**What to do:** Exact repetition is required: output every record in full.

**Task inputs:**
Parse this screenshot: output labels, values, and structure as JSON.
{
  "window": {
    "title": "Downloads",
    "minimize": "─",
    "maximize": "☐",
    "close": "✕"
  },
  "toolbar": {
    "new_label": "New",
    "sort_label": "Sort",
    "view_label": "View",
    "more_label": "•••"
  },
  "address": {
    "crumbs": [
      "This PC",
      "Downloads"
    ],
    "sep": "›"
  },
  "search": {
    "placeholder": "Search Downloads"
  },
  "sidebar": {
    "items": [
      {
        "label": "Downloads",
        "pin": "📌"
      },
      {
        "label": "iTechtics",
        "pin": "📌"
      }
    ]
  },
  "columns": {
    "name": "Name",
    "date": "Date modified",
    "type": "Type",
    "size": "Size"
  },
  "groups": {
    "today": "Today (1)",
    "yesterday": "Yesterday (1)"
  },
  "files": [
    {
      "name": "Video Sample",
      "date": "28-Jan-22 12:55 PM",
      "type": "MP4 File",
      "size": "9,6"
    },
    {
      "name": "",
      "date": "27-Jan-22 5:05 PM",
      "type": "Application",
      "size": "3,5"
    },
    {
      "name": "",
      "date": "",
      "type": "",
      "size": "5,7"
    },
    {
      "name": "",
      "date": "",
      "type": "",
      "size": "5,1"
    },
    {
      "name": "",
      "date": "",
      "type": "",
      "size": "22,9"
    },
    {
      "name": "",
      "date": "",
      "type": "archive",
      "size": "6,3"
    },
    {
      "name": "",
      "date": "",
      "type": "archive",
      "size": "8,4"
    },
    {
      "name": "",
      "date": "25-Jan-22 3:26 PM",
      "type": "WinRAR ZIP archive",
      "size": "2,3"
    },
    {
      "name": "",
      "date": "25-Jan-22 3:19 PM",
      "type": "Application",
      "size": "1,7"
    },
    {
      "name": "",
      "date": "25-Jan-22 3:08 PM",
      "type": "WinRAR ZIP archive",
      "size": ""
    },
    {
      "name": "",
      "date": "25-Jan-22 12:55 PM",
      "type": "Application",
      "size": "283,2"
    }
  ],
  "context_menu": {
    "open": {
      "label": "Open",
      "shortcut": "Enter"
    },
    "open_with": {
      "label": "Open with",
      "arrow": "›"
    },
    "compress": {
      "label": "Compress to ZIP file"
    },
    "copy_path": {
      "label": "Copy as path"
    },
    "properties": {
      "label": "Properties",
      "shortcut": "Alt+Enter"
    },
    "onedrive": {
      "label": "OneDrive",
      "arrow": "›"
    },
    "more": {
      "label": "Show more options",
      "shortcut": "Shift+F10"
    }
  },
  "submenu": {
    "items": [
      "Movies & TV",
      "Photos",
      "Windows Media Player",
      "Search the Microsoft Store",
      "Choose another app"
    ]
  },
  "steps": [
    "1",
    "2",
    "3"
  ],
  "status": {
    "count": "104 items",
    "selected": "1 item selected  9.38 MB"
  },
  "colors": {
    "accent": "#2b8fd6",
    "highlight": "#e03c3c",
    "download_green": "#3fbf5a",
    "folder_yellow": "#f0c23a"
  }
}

**Correct result:**
Parse this screenshot: output labels, values, and structure as JSON.
{
  "window": {
    "title": "Downloads",
    "minimize": "─",
    "maximize": "☐",
    "close": "✕"
  },
  "toolbar": {
    "new_label": "New",
    "sort_label": "Sort",
    "view_label": "View",
    "more_label": "•••"
  },
  "address": {
    "crumbs": [
      "This PC",
      "Downloads"
    ],
    "sep": "›"
  },
  "search": {
    "placeholder": "Search Downloads"
  },
  "sidebar": {
    "items": [
      {
        "label": "Downloads",
        "pin": "📌"
      },
      {
        "label": "iTechtics",
        "pin": "📌"
      }
    ]
  },
  "columns": {
    "name": "Name",
    "date": "Date modified",
    "type": "Type",
    "size": "Size"
  },
  "groups": {
    "today": "Today (1)",
    "yesterday": "Yesterday (1)"
  },
  "files": [
    {
      "name": "Video Sample",
      "date": "28-Jan-22 12:55 PM",
      "type": "MP4 File",
      "size": "9,6"
    },
    {
      "name": "",
      "date": "27-Jan-22 5:05 PM",
      "type": "Application",
      "size": "3,5"
    },
    {
      "name": "",
      "date": "",
      "type": "",
      "size": "5,7"
    },
    {
      "name": "",
      "date": "",
      "type": "",
      "size": "5,1"
    },
    {
      "name": "",
      "date": "",
      "type": "",
      "size": "22,9"
    },
    {
      "name": "",
      "date": "",
      "type": "archive",
      "size": "6,3"
    },
    {
      "name": "",
      "date": "",
      "type": "archive",
      "size": "8,4"
    },
    {
      "name": "",
      "date": "25-Jan-22 3:26 PM",
      "type": "WinRAR ZIP archive",
      "size": "2,3"
    },
    {
      "name": "",
      "date": "25-Jan-22 3:19 PM",
      "type": "Application",
      "size": "1,7"
    },
    {
      "name": "",
      "date": "25-Jan-22 3:08 PM",
      "type": "WinRAR ZIP archive",
      "size": ""
    },
    {
      "name": "",
      "date": "25-Jan-22 12:55 PM",
      "type": "Application",
      "size": "283,2"
    }
  ],
  "context_menu": {
    "open": {
      "label": "Open",
      "shortcut": "Enter"
    },
    "open_with": {
      "label": "Open with",
      "arrow": "›"
    },
    "compress": {
      "label": "Compress to ZIP file"
    },
    "copy_path": {
      "label": "Copy as path"
    },
    "properties": {
      "label": "Properties",
      "shortcut": "Alt+Enter"
    },
    "onedrive": {
      "label": "OneDrive",
      "arrow": "›"
    },
    "more": {
      "label": "Show more options",
      "shortcut": "Shift+F10"
    }
  },
  "submenu": {
    "items": [
      "Movies & TV",
      "Photos",
      "Windows Media Player",
      "Search the Microsoft Store",
      "Choose another app"
    ]
  },
  "steps": [
    "1",
    "2",
    "3"
  ],
  "status": {
    "count": "104 items",
    "selected": "1 item selected  9.38 MB"
  },
  "colors": {
    "accent": "#2b8fd6",
    "highlight": "#e03c3c",
    "download_green": "#3fbf5a",
    "folder_yellow": "#f0c23a"
  }
}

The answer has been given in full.